- _Task description_
Give the number of lines containing the word "Previsto", and nothing else.

Extracts from a graphics dataset:
___

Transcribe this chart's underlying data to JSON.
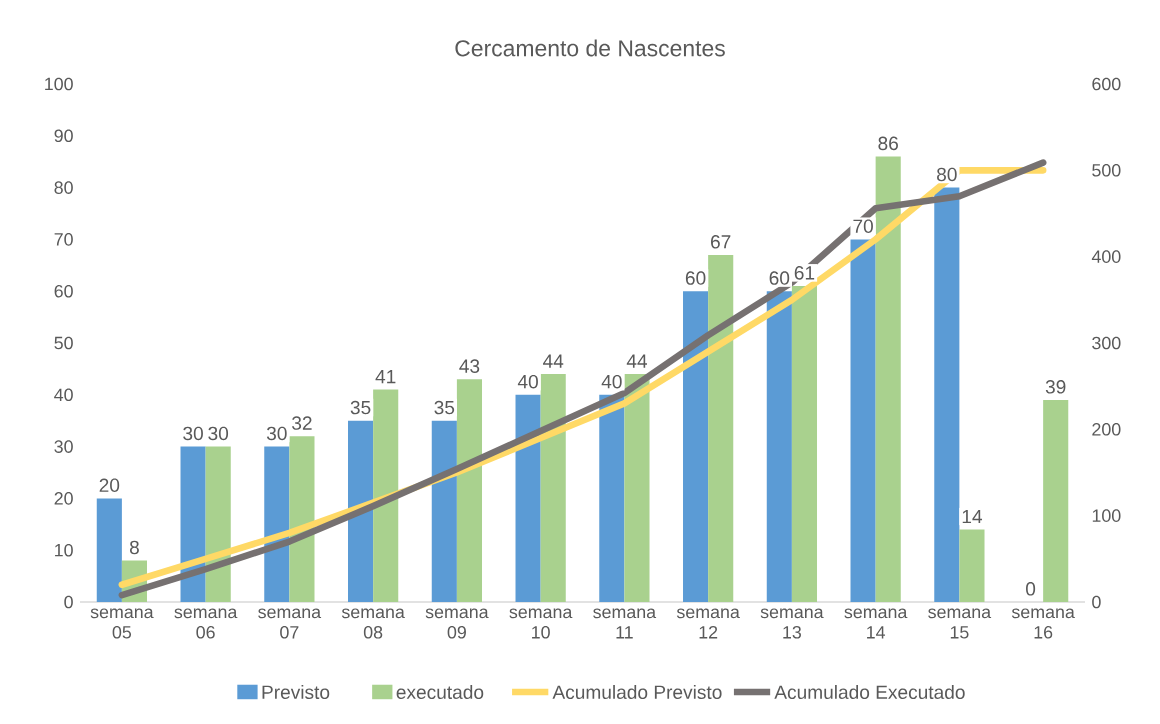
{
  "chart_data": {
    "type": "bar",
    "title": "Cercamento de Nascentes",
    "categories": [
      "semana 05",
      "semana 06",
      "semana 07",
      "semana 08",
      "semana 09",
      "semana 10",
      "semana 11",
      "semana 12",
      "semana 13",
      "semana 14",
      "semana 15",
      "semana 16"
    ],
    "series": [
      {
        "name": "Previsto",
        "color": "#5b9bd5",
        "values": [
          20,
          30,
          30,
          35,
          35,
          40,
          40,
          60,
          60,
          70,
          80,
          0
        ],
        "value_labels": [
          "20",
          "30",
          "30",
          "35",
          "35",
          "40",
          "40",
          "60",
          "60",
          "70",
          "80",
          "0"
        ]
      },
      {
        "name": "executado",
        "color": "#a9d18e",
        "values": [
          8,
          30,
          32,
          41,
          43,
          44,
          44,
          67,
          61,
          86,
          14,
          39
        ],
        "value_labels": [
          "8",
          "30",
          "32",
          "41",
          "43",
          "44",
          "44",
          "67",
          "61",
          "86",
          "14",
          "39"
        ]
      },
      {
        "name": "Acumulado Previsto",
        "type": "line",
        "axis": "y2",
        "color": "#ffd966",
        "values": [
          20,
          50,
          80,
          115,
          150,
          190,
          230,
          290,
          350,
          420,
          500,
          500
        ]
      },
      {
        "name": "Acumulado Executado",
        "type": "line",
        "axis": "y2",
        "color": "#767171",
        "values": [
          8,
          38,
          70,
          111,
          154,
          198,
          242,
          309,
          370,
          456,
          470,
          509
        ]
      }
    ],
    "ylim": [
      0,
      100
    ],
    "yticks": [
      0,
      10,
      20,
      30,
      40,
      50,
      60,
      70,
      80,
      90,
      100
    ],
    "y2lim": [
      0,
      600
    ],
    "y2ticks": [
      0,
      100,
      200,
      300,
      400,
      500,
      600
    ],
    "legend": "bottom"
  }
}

___

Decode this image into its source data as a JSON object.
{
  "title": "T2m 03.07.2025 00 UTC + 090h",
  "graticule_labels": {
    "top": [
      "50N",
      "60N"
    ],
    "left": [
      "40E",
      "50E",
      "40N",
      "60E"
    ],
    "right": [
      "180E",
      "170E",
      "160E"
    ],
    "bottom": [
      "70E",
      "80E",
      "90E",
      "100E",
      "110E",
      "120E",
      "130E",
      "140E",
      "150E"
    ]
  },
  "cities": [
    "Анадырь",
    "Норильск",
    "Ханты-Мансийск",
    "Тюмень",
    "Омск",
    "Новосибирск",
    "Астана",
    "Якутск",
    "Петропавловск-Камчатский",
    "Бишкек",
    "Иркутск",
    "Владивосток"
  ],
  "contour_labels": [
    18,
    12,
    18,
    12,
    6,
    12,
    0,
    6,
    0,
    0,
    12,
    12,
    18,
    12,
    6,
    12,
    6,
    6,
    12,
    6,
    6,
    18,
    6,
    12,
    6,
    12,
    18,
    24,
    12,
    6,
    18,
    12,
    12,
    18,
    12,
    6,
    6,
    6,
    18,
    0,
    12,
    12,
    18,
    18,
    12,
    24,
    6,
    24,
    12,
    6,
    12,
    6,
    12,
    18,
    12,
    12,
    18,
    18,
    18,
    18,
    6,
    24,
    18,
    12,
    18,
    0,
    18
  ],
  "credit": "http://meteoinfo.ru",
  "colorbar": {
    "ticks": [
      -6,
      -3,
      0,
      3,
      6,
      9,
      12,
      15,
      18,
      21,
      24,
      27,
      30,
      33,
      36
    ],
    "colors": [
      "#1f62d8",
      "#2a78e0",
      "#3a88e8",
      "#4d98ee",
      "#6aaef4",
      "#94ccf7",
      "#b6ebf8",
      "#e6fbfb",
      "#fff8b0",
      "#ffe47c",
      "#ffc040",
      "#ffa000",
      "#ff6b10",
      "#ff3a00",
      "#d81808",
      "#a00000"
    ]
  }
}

___

- _Solution_
2